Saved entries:
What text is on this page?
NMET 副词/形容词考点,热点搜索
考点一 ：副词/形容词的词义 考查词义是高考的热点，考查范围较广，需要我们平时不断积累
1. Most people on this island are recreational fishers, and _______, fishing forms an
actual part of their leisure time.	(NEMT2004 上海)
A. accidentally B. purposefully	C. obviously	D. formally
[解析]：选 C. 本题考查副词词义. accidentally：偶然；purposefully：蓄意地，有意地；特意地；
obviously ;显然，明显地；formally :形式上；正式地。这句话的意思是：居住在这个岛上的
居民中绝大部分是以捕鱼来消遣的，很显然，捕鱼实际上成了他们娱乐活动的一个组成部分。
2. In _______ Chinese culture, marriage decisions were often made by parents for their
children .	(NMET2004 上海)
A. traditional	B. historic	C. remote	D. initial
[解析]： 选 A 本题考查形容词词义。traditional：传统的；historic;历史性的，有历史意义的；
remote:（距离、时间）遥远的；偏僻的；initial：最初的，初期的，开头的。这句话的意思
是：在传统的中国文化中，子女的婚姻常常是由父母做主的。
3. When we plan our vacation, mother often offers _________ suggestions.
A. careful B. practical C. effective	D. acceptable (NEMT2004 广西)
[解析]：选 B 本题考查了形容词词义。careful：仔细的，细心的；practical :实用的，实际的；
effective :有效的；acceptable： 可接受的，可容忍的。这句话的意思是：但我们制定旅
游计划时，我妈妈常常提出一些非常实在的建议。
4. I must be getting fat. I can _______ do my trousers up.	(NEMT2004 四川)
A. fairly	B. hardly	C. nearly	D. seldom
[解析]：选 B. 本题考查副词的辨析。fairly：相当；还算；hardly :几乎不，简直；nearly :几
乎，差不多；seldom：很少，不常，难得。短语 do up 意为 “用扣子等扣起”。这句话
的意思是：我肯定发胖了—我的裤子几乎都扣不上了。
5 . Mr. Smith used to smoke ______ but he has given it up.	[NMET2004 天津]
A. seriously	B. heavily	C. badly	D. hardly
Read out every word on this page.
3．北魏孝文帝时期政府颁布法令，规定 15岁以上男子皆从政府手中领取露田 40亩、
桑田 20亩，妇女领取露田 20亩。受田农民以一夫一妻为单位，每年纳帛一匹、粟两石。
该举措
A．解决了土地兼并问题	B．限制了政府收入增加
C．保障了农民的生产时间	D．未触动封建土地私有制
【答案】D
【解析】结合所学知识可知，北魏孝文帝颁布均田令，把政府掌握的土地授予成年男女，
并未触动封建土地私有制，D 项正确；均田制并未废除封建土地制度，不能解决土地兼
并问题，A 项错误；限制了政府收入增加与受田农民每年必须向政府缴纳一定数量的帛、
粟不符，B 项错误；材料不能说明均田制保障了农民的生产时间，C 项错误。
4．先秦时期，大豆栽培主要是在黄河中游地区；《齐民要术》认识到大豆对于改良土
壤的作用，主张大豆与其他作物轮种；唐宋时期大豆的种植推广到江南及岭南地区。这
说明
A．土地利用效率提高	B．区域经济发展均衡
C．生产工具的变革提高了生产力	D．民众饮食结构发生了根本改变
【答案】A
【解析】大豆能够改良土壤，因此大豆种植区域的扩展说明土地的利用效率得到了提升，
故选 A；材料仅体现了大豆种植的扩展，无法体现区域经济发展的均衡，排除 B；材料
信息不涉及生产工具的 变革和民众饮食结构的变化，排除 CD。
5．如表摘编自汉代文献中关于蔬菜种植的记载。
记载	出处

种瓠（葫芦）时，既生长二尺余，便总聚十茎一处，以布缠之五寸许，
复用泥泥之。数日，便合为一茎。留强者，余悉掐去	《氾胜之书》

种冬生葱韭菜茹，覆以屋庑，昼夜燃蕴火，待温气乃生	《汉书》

**Brief**: Look above for every line with the word "这句话的意思是" and copy it.

**Exercise response**:
obviously ;显然，明显地；formally :形式上；正式地。这句话的意思是：居住在这个岛上的
effective :有效的；acceptable： 可接受的，可容忍的。这句话的意思是：但我们制定旅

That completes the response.